▶ _Aufgaben_
**A.** Schreiben Sie aus der Reportage über Lampedusa den Abschnitt ab, der mit den Worten „Lasst uns Menschen“ anfängt und mit „Europas zu bewahren.“ aufhört.
**B.** Mit wie vielen Landtagsabgeordneten sind die evangelischen Kirchen in NRW laut der Reportage über Lampedusa nach Lampedusa und Rom geflogen?
**C.** Nennen Sie alles, wofür die Helferinnen und Helfer laut der Reportage über Lampedusa da sind, wenn ein Flüchtlingsboot eintrifft.

▶ _Seitenauszug_
──────────

Menümobile menu

Reportage aus Lampedusa

Lasst uns Menschen schützen, nicht Grenzen

Diakonie RWL/Karin Wieder„Schützen Sie Menschen, nicht Grenzen!“, steht auf der Mauer am Favaloro-Dock von Lampedusa. Ein Aufruf an die italienische und europäische Politik.

Die evangelischen Kirchen in NRW sind mit elf Landtagsabgeordneten nach Lampedusa und Rom geflogen, um sich vor Ort ein Bild zu machen, wie die Europäische Union an ihren Außengrenzen mit geflüchteten Menschen umgeht. Diakonie RWL-Referentin Karin Wieder war mit dabei. In dieser Reportage nimmt sie uns mit in eine Region, in der die Zivilgesellschaft versucht, das menschliche Antlitz Europas zu bewahren.

Diakonie RWL/Karin WiederDie Reisegruppe im Gespräch mit Alessandra Trotta von der Waldenser Kirche Italien.

Von Karin Wieder, Diakonisches Werk Rheinland-Westfalen-Lippe e.V. - Diakonie RWL

„Schützen Sie Menschen, nicht Grenzen!“, steht auf der Mauer. Ein Aufruf an die italienische und europäische Politik. Am Favaloro-Dock von Lampedusa haben sich diesem Aufruf die evangelische Hilfsorganisation Mediterranean Hope und Nonnen verschiedener katholischer Orden verschrieben. Sie sind da, wenn ein Flüchtlingsboot eintrifft, auch nachts, um die Menschen willkommen zu heißen, ein freundliches, zugewandtes Gesicht zu zeigen, eine Wärmefolie umzulegen, Wasser zu reichen und menschliche Wärme. Von ihren „Geschwistern“ sprechen die Schwestern, wenn sie von den Ankommenden erzählen und es interessiert sie nicht, ob es Christinnen, Muslime oder Hindi sind.

──────────

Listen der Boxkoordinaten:
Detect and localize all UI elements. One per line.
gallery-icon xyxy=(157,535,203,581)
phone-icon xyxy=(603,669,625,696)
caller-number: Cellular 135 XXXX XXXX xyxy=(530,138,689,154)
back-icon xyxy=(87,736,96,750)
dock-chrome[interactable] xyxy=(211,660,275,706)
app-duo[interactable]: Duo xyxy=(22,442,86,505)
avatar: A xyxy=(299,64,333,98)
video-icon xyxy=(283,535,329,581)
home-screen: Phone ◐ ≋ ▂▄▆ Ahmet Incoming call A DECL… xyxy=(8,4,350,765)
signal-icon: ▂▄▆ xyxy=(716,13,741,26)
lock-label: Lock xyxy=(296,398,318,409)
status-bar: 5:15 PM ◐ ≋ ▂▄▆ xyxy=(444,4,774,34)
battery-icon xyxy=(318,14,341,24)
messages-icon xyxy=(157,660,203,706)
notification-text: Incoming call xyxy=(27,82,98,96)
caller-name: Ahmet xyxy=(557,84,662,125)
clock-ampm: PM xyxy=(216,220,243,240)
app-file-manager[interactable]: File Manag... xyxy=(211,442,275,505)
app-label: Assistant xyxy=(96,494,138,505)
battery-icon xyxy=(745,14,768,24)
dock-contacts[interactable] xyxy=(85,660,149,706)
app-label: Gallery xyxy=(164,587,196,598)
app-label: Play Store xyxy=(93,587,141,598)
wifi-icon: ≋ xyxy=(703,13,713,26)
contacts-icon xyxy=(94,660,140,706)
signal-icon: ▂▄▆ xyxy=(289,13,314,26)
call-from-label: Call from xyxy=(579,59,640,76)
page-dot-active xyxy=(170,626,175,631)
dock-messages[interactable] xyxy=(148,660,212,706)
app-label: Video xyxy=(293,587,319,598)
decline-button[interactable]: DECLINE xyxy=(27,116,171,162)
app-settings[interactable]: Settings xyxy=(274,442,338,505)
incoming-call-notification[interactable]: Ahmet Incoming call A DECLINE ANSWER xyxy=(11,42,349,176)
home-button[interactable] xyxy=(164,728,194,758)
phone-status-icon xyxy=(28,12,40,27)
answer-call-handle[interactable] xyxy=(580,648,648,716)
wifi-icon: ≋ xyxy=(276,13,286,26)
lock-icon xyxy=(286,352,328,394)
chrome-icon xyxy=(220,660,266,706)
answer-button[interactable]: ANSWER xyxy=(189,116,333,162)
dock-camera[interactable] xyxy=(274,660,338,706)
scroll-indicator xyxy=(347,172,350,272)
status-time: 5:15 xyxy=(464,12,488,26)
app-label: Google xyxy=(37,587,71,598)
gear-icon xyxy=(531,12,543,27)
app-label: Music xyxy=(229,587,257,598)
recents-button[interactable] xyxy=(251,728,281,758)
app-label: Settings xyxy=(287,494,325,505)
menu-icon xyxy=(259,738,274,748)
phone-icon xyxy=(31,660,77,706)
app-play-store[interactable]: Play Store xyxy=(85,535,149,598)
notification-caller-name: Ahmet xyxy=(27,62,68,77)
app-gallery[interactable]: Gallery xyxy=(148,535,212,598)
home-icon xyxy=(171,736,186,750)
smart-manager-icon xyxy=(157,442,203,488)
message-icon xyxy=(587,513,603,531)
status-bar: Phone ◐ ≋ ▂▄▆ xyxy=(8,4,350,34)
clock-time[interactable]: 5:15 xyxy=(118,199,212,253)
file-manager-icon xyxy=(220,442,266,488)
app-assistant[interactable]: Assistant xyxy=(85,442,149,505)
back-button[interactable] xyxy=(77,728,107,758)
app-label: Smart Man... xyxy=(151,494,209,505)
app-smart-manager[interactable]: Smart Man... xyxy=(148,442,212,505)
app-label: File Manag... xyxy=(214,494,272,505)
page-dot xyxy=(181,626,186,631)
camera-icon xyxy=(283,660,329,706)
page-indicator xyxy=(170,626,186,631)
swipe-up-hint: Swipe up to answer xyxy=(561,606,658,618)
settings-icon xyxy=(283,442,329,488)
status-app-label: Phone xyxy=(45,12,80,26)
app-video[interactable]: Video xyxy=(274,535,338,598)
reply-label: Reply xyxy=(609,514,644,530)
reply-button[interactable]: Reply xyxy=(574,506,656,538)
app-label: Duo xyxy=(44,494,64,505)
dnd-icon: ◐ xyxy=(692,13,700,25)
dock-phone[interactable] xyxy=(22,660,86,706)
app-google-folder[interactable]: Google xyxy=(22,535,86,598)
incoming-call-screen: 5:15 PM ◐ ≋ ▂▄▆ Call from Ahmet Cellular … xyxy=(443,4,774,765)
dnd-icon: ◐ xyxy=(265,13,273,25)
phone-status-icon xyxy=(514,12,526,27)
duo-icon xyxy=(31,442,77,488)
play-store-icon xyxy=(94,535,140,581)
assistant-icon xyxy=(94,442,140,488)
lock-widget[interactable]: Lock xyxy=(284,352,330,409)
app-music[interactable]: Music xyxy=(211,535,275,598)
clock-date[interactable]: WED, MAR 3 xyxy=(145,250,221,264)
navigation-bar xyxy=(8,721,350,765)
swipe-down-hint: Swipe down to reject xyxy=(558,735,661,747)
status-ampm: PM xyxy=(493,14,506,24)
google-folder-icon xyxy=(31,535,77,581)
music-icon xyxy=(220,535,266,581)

──────────

▶ _Lösungen_
**A.**
Lasst uns Menschen schützen, nicht Grenzen

Diakonie RWL/Karin Wieder„Schützen Sie Menschen, nicht Grenzen!“, steht auf der Mauer am Favaloro-Dock von Lampedusa. Ein Aufruf an die italienische und europäische Politik.

Die evangelischen Kirchen in NRW sind mit elf Landtagsabgeordneten nach Lampedusa und Rom geflogen, um sich vor Ort ein Bild zu machen, wie die Europäische Union an ihren Außengrenzen mit geflüchteten Menschen umgeht. Diakonie RWL-Referentin Karin Wieder war mit dabei. In dieser Reportage nimmt sie uns mit in eine Region, in der die Zivilgesellschaft versucht, das menschliche Antlitz Europas zu bewahren.

**B.** Mit elf Landtagsabgeordneten.

**C.**
- die Menschen willkommen heißen
- ein freundliches, zugewandtes Gesicht zeigen
- eine Wärmefolie umlegen
- Wasser reichen
- menschliche Wärme reichen